(Stored records)
##########
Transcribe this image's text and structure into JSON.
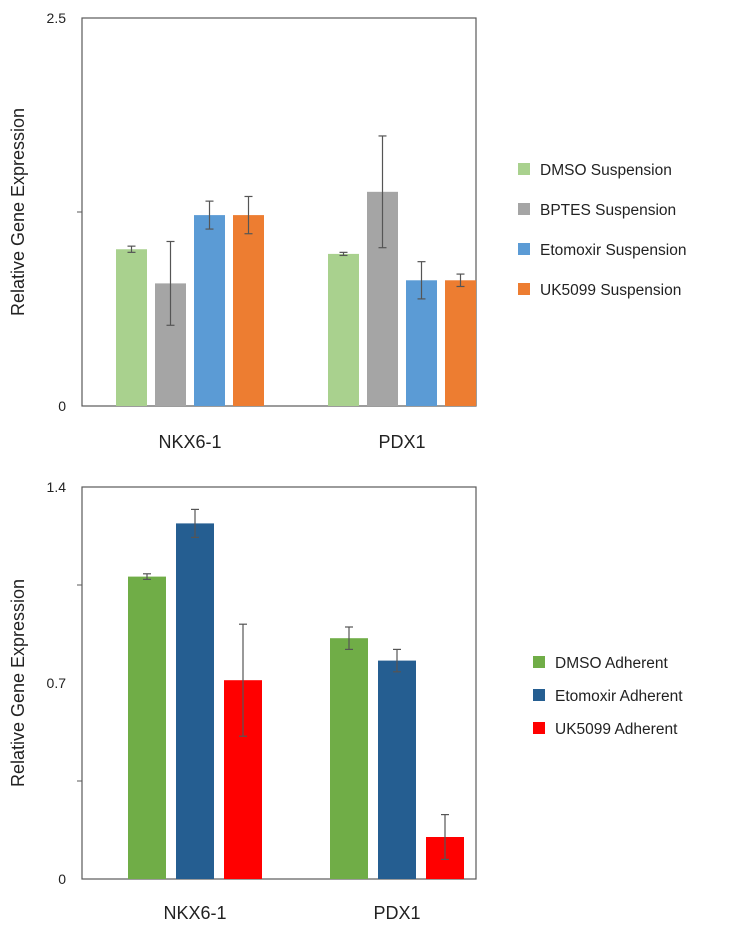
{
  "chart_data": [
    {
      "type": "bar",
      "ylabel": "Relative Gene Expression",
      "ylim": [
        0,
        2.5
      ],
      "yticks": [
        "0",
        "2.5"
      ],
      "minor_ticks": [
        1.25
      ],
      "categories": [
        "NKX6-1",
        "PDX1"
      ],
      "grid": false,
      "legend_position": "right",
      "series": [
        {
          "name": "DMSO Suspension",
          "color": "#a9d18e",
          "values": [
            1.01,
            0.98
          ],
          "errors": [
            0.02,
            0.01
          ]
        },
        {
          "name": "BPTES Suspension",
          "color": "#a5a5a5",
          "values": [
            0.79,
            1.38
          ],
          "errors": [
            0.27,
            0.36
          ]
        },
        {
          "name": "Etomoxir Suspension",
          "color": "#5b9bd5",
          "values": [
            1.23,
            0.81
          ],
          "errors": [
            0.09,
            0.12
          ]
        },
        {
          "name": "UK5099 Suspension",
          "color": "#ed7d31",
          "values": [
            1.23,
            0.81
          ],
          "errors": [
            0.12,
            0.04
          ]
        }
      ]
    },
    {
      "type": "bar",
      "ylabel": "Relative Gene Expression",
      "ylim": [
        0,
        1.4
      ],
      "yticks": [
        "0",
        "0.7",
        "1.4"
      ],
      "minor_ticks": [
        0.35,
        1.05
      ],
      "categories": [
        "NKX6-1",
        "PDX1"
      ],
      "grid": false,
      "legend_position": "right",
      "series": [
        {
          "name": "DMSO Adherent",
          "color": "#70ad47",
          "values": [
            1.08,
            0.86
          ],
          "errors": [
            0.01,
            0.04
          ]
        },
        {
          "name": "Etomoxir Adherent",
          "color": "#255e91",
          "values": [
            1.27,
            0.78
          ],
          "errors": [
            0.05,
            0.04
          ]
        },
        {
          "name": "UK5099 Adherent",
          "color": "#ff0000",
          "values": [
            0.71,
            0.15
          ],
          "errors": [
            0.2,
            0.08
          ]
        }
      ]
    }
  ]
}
##########
■ Your task:
Apply a filter for "color" to the data above, then copy each line that matches.

■ Task output:
          "color": "#a9d18e",
          "color": "#a5a5a5",
          "color": "#5b9bd5",
          "color": "#ed7d31",
          "color": "#70ad47",
          "color": "#255e91",
          "color": "#ff0000",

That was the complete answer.